====== Data for the task

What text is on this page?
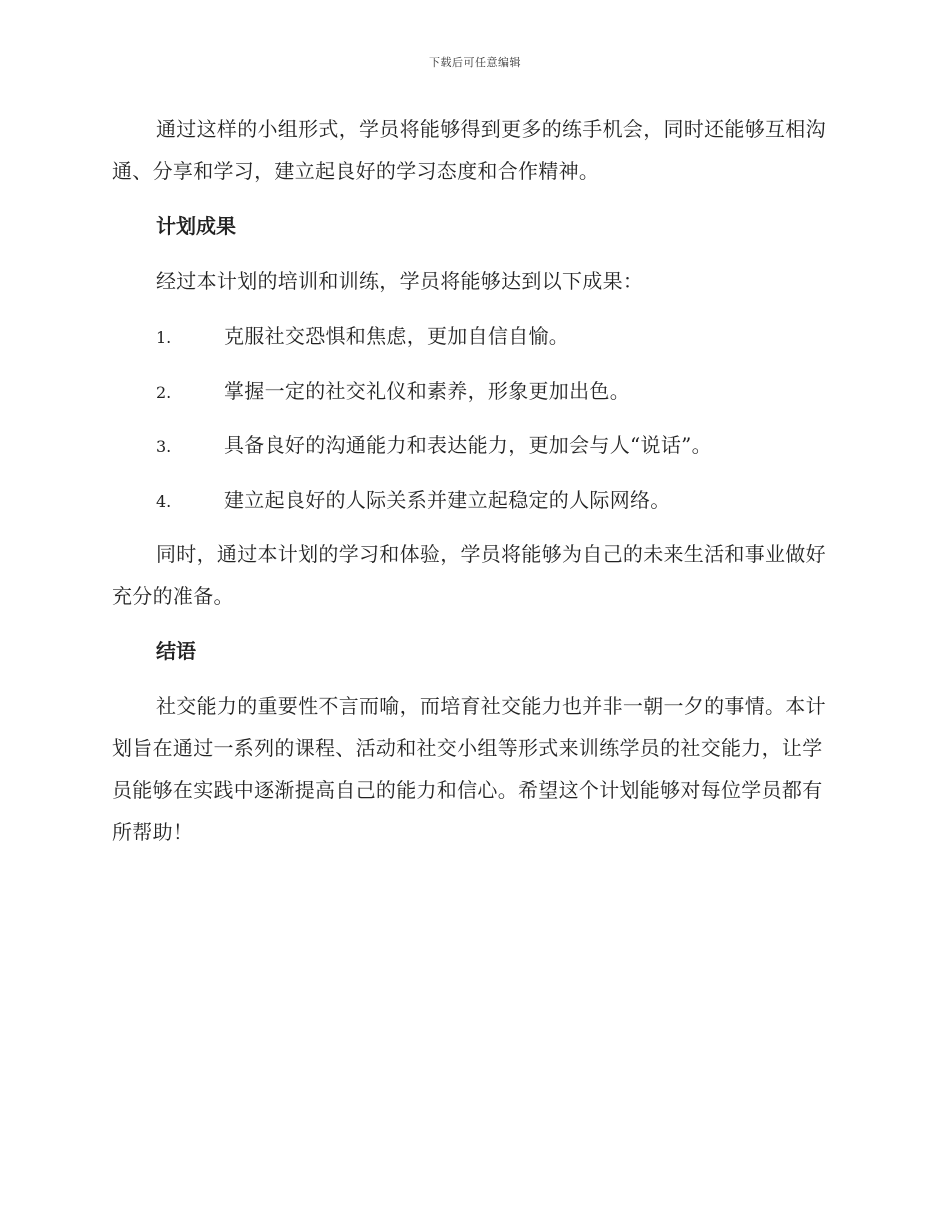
下载后可任意编辑

通过这样的小组形式，学员将能够得到更多的练手机会，同时还能够互相沟通、分享和学习，建立起良好的学习态度和合作精神。

计划成果

经过本计划的培训和训练，学员将能够达到以下成果：

1.	克服社交恐惧和焦虑，更加自信自愉。
2.	掌握一定的社交礼仪和素养，形象更加出色。
3.	具备良好的沟通能力和表达能力，更加会与人“说话”。
4.	建立起良好的人际关系并建立起稳定的人际网络。

同时，通过本计划的学习和体验，学员将能够为自己的未来生活和事业做好充分的准备。

结语

社交能力的重要性不言而喻，而培育社交能力也并非一朝一夕的事情。本计划旨在通过一系列的课程、活动和社交小组等形式来训练学员的社交能力，让学员能够在实践中逐渐提高自己的能力和信心。希望这个计划能够对每位学员都有所帮助！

============

Short problem: Leave the pictures out and print the records above exactly as they stand.

Response to the task:
What text is on this page?
下载后可任意编辑

通过这样的小组形式，学员将能够得到更多的练手机会，同时还能够互相沟通、分享和学习，建立起良好的学习态度和合作精神。

计划成果

经过本计划的培训和训练，学员将能够达到以下成果：

1.	克服社交恐惧和焦虑，更加自信自愉。
2.	掌握一定的社交礼仪和素养，形象更加出色。
3.	具备良好的沟通能力和表达能力，更加会与人“说话”。
4.	建立起良好的人际关系并建立起稳定的人际网络。

同时，通过本计划的学习和体验，学员将能够为自己的未来生活和事业做好充分的准备。

结语

社交能力的重要性不言而喻，而培育社交能力也并非一朝一夕的事情。本计划旨在通过一系列的课程、活动和社交小组等形式来训练学员的社交能力，让学员能够在实践中逐渐提高自己的能力和信心。希望这个计划能够对每位学员都有所帮助！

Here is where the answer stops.